(Stored data entries)
** begin **
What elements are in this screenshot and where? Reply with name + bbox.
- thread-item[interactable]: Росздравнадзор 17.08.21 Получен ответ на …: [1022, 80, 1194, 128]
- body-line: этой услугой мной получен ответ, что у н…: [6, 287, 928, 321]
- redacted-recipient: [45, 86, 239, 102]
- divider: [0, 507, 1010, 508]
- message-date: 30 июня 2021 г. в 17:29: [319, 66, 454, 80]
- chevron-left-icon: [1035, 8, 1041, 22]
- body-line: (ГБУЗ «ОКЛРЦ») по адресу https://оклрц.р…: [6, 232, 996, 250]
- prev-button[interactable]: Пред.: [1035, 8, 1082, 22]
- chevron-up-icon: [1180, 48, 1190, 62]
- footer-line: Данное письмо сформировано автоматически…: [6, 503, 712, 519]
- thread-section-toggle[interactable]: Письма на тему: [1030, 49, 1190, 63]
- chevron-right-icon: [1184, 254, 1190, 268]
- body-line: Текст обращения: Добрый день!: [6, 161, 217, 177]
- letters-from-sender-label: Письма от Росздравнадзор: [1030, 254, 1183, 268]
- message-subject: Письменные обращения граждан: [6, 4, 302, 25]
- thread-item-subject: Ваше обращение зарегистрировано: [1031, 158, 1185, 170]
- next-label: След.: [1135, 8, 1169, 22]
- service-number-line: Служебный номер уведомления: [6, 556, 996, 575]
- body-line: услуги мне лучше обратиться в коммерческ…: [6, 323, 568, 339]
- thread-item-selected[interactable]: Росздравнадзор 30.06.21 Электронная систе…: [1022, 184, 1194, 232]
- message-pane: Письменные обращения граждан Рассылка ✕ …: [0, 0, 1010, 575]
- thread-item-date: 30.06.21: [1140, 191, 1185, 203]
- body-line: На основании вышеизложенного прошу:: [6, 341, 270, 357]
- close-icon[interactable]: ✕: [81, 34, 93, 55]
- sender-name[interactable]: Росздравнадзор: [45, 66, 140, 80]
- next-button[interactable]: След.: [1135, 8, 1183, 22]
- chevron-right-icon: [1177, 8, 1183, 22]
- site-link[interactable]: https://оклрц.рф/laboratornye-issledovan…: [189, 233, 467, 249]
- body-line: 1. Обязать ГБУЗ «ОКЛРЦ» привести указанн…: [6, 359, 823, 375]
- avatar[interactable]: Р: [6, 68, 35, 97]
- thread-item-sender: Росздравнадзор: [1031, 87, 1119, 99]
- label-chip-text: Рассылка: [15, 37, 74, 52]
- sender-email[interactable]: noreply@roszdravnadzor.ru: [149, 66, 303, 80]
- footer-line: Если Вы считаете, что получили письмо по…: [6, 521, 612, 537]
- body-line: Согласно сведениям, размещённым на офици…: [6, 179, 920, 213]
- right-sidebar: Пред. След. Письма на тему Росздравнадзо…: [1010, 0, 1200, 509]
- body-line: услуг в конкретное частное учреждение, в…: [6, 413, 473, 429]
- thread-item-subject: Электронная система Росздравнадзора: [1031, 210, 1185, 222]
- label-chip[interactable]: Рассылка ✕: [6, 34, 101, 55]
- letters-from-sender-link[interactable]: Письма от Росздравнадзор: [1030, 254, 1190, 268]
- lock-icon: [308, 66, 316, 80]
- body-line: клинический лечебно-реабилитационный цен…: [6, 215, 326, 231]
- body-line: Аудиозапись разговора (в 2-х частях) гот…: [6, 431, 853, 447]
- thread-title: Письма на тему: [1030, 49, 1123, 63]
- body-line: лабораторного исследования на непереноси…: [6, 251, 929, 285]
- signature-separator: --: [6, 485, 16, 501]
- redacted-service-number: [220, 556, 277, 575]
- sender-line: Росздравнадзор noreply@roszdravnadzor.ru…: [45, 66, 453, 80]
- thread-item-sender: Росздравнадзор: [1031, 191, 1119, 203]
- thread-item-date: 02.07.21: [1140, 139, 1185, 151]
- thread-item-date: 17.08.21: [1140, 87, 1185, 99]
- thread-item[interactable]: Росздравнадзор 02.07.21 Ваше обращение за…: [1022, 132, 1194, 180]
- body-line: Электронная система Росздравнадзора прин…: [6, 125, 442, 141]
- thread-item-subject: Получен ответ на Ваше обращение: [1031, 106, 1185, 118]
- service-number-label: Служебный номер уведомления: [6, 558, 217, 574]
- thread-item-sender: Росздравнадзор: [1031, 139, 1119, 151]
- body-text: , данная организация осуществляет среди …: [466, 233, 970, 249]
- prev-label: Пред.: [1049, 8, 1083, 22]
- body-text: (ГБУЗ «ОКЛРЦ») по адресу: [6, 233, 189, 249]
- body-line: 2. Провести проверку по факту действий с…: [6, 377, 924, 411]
** end **
— Task description —
Render every line of the listing above as a numbered list, omitting any blank lines.

— Answer —
1. What elements are in this screenshot and where? Reply with name + bbox.
2. - thread-item[interactable]: Росздравнадзор 17.08.21 Получен ответ на …: [1022, 80, 1194, 128]
3. - body-line: этой услугой мной получен ответ, что у н…: [6, 287, 928, 321]
4. - redacted-recipient: [45, 86, 239, 102]
5. - divider: [0, 507, 1010, 508]
6. - message-date: 30 июня 2021 г. в 17:29: [319, 66, 454, 80]
7. - chevron-left-icon: [1035, 8, 1041, 22]
8. - body-line: (ГБУЗ «ОКЛРЦ») по адресу https://оклрц.р…: [6, 232, 996, 250]
9. - prev-button[interactable]: Пред.: [1035, 8, 1082, 22]
10. - chevron-up-icon: [1180, 48, 1190, 62]
11. - footer-line: Данное письмо сформировано автоматически…: [6, 503, 712, 519]
12. - thread-section-toggle[interactable]: Письма на тему: [1030, 49, 1190, 63]
13. - chevron-right-icon: [1184, 254, 1190, 268]
14. - body-line: Текст обращения: Добрый день!: [6, 161, 217, 177]
15. - letters-from-sender-label: Письма от Росздравнадзор: [1030, 254, 1183, 268]
16. - message-subject: Письменные обращения граждан: [6, 4, 302, 25]
17. - thread-item-subject: Ваше обращение зарегистрировано: [1031, 158, 1185, 170]
18. - next-label: След.: [1135, 8, 1169, 22]
19. - service-number-line: Служебный номер уведомления: [6, 556, 996, 575]
20. - body-line: услуги мне лучше обратиться в коммерческ…: [6, 323, 568, 339]
21. - thread-item-selected[interactable]: Росздравнадзор 30.06.21 Электронная систе…: [1022, 184, 1194, 232]
22. - message-pane: Письменные обращения граждан Рассылка ✕ …: [0, 0, 1010, 575]
23. - thread-item-date: 30.06.21: [1140, 191, 1185, 203]
24. - body-line: На основании вышеизложенного прошу:: [6, 341, 270, 357]
25. - close-icon[interactable]: ✕: [81, 34, 93, 55]
26. - sender-name[interactable]: Росздравнадзор: [45, 66, 140, 80]
27. - next-button[interactable]: След.: [1135, 8, 1183, 22]
28. - chevron-right-icon: [1177, 8, 1183, 22]
29. - site-link[interactable]: https://оклрц.рф/laboratornye-issledovan…: [189, 233, 467, 249]
30. - body-line: 1. Обязать ГБУЗ «ОКЛРЦ» привести указанн…: [6, 359, 823, 375]
31. - avatar[interactable]: Р: [6, 68, 35, 97]
32. - thread-item-sender: Росздравнадзор: [1031, 87, 1119, 99]
33. - label-chip-text: Рассылка: [15, 37, 74, 52]
34. - sender-email[interactable]: noreply@roszdravnadzor.ru: [149, 66, 303, 80]
35. - footer-line: Если Вы считаете, что получили письмо по…: [6, 521, 612, 537]
36. - body-line: Согласно сведениям, размещённым на офици…: [6, 179, 920, 213]
37. - right-sidebar: Пред. След. Письма на тему Росздравнадзо…: [1010, 0, 1200, 509]
38. - body-line: услуг в конкретное частное учреждение, в…: [6, 413, 473, 429]
39. - thread-item-subject: Электронная система Росздравнадзора: [1031, 210, 1185, 222]
40. - label-chip[interactable]: Рассылка ✕: [6, 34, 101, 55]
41. - letters-from-sender-link[interactable]: Письма от Росздравнадзор: [1030, 254, 1190, 268]
42. - lock-icon: [308, 66, 316, 80]
43. - body-line: клинический лечебно-реабилитационный цен…: [6, 215, 326, 231]
44. - body-line: Аудиозапись разговора (в 2-х частях) гот…: [6, 431, 853, 447]
45. - thread-title: Письма на тему: [1030, 49, 1123, 63]
46. - body-line: лабораторного исследования на непереноси…: [6, 251, 929, 285]
47. - signature-separator: --: [6, 485, 16, 501]
48. - redacted-service-number: [220, 556, 277, 575]
49. - sender-line: Росздравнадзор noreply@roszdravnadzor.ru…: [45, 66, 453, 80]
50. - thread-item-sender: Росздравнадзор: [1031, 191, 1119, 203]
51. - thread-item-date: 02.07.21: [1140, 139, 1185, 151]
52. - thread-item-date: 17.08.21: [1140, 87, 1185, 99]
53. - thread-item[interactable]: Росздравнадзор 02.07.21 Ваше обращение за…: [1022, 132, 1194, 180]
54. - body-line: Электронная система Росздравнадзора прин…: [6, 125, 442, 141]
55. - thread-item-subject: Получен ответ на Ваше обращение: [1031, 106, 1185, 118]
56. - service-number-label: Служебный номер уведомления: [6, 558, 217, 574]
57. - thread-item-sender: Росздравнадзор: [1031, 139, 1119, 151]
58. - body-text: , данная организация осуществляет среди …: [466, 233, 970, 249]
59. - prev-label: Пред.: [1049, 8, 1083, 22]
60. - body-text: (ГБУЗ «ОКЛРЦ») по адресу: [6, 233, 189, 249]
61. - body-line: 2. Провести проверку по факту действий с…: [6, 377, 924, 411]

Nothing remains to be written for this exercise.